- Your goal -
Write the lines from the line with "- data-point-square: [281, 120, 291, 130]" to the line with "- y-tick-label: 0.01: [11, 252, 38, 268]", both included, as a JSON list of strings with one string per line and blank lines left out.
--- START ---
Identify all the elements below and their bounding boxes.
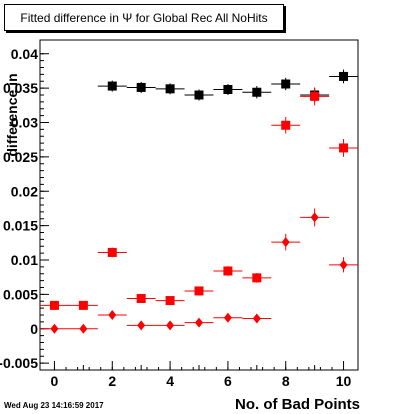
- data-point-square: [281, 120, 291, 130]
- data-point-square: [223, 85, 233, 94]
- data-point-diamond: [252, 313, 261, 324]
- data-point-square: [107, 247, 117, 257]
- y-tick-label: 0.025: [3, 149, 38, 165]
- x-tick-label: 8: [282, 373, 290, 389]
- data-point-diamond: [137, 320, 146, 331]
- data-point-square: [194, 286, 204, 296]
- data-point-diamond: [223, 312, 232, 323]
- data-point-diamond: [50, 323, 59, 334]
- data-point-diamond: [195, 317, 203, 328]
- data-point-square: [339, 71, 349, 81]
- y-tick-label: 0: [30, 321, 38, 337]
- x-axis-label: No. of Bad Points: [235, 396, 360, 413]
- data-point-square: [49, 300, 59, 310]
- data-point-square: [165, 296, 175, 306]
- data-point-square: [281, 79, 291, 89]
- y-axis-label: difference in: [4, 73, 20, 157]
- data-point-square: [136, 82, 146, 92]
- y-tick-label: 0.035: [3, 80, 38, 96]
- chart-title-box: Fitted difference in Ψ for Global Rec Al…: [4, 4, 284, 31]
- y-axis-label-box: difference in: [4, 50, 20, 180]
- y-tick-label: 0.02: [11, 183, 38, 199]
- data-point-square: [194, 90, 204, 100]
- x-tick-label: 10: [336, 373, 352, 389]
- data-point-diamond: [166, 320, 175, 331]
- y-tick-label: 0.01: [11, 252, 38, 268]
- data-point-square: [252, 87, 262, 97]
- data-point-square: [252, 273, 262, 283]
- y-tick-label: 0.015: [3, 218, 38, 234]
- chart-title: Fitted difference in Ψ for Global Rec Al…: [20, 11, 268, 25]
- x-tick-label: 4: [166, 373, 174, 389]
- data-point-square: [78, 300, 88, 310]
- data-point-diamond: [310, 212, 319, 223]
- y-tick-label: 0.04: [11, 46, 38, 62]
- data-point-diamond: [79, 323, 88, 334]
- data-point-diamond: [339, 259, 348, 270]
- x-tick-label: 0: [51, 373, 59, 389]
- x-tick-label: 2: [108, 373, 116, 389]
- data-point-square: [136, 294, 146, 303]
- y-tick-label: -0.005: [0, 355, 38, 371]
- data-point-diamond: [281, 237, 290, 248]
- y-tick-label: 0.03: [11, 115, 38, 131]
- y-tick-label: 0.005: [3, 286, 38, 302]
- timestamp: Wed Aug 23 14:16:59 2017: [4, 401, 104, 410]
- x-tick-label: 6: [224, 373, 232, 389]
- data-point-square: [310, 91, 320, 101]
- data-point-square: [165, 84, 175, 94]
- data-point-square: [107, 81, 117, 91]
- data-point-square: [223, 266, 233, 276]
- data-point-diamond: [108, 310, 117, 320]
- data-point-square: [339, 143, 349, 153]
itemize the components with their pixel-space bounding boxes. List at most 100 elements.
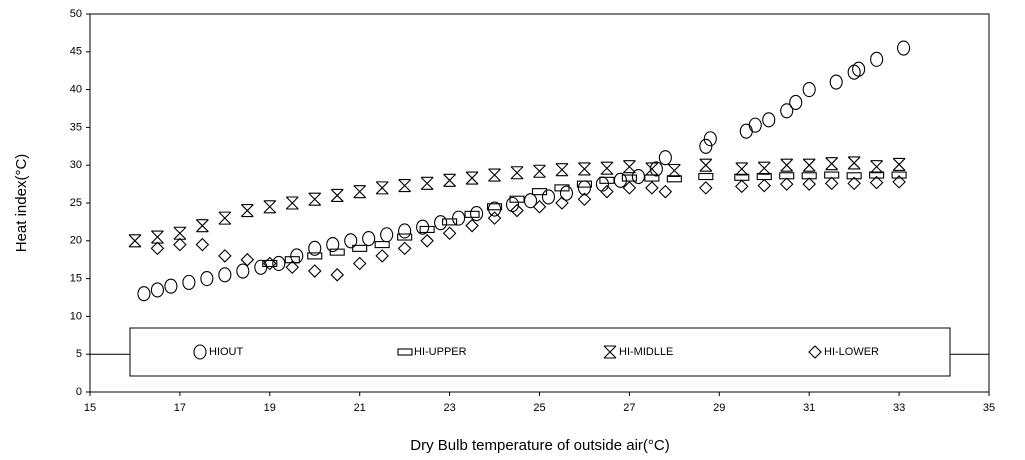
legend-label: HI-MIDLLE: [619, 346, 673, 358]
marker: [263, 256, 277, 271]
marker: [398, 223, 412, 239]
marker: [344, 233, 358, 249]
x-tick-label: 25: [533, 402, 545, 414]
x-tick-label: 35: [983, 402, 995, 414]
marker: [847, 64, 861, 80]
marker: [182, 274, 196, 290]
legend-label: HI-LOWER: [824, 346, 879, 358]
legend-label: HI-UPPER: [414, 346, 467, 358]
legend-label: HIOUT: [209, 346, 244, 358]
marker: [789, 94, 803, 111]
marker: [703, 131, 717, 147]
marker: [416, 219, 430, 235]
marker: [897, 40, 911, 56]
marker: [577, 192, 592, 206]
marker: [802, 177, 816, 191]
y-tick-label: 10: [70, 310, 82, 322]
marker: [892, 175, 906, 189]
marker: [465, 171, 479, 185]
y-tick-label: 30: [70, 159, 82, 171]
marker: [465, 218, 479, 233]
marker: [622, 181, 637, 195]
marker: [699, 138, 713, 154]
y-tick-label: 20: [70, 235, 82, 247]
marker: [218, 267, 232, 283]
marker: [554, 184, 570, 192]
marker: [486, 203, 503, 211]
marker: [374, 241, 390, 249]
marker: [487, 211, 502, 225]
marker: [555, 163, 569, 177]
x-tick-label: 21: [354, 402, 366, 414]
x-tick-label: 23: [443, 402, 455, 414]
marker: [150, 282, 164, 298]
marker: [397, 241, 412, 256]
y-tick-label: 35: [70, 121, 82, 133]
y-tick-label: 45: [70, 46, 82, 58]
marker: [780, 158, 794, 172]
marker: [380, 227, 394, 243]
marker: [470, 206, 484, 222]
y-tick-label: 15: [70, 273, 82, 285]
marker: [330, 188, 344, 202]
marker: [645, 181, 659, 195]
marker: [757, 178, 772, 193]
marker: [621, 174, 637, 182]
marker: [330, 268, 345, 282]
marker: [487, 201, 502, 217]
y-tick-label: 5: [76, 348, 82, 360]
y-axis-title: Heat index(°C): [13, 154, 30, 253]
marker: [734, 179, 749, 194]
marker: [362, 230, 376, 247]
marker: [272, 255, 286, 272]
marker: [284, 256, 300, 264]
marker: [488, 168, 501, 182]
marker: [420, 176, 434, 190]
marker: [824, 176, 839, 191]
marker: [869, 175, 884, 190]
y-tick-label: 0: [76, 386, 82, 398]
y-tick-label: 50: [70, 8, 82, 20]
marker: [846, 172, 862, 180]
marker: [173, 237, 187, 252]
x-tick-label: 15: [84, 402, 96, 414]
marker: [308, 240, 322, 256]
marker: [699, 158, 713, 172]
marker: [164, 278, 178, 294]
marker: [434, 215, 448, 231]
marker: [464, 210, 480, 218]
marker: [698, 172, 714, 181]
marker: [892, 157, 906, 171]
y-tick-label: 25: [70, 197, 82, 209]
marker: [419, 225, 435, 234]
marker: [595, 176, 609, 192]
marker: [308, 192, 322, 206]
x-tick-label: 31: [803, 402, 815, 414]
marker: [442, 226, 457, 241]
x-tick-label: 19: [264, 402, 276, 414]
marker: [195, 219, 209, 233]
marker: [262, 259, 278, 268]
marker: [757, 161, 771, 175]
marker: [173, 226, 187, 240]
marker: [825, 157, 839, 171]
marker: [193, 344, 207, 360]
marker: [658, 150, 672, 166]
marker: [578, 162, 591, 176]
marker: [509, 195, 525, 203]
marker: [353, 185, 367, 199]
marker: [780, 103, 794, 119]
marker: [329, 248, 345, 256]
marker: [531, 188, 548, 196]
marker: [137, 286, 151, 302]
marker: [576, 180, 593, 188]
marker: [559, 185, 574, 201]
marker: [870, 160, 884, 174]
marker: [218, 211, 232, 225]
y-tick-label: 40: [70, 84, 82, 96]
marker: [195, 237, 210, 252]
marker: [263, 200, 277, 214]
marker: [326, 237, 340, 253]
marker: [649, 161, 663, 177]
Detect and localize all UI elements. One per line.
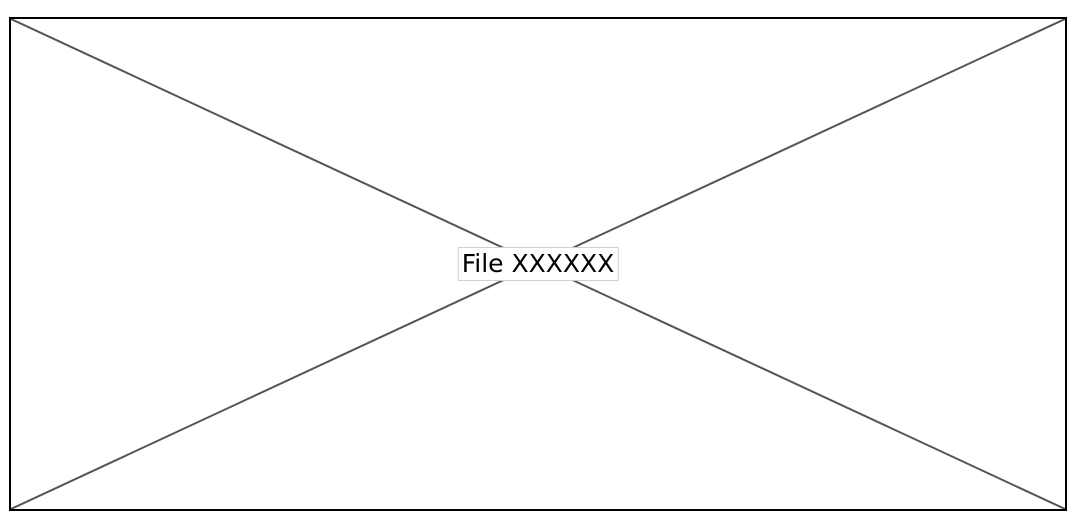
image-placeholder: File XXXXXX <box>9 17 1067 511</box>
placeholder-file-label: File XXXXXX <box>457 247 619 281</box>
--- END ---
- Solution to this exercise -
[
  "- data-point-square: [281, 120, 291, 130]",
  "- data-point-square: [223, 85, 233, 94]",
  "- data-point-diamond: [252, 313, 261, 324]",
  "- data-point-square: [107, 247, 117, 257]",
  "- y-tick-label: 0.025: [3, 149, 38, 165]",
  "- x-tick-label: 8: [282, 373, 290, 389]",
  "- data-point-diamond: [137, 320, 146, 331]",
  "- data-point-square: [194, 286, 204, 296]",
  "- data-point-diamond: [223, 312, 232, 323]",
  "- data-point-diamond: [50, 323, 59, 334]",
  "- data-point-diamond: [195, 317, 203, 328]",
  "- data-point-square: [339, 71, 349, 81]",
  "- y-tick-label: 0: [30, 321, 38, 337]",
  "- x-axis-label: No. of Bad Points: [235, 396, 360, 413]",
  "- data-point-square: [49, 300, 59, 310]",
  "- data-point-square: [165, 296, 175, 306]",
  "- data-point-square: [281, 79, 291, 89]",
  "- y-axis-label: difference in: [4, 73, 20, 157]",
  "- data-point-square: [136, 82, 146, 92]",
  "- y-tick-label: 0.035: [3, 80, 38, 96]",
  "- chart-title-box: Fitted difference in Ψ for Global Rec Al…: [4, 4, 284, 31]",
  "- y-axis-label-box: difference in: [4, 50, 20, 180]",
  "- y-tick-label: 0.02: [11, 183, 38, 199]",
  "- data-point-square: [194, 90, 204, 100]",
  "- x-tick-label: 10: [336, 373, 352, 389]",
  "- data-point-diamond: [166, 320, 175, 331]",
  "- y-tick-label: 0.01: [11, 252, 38, 268]"
]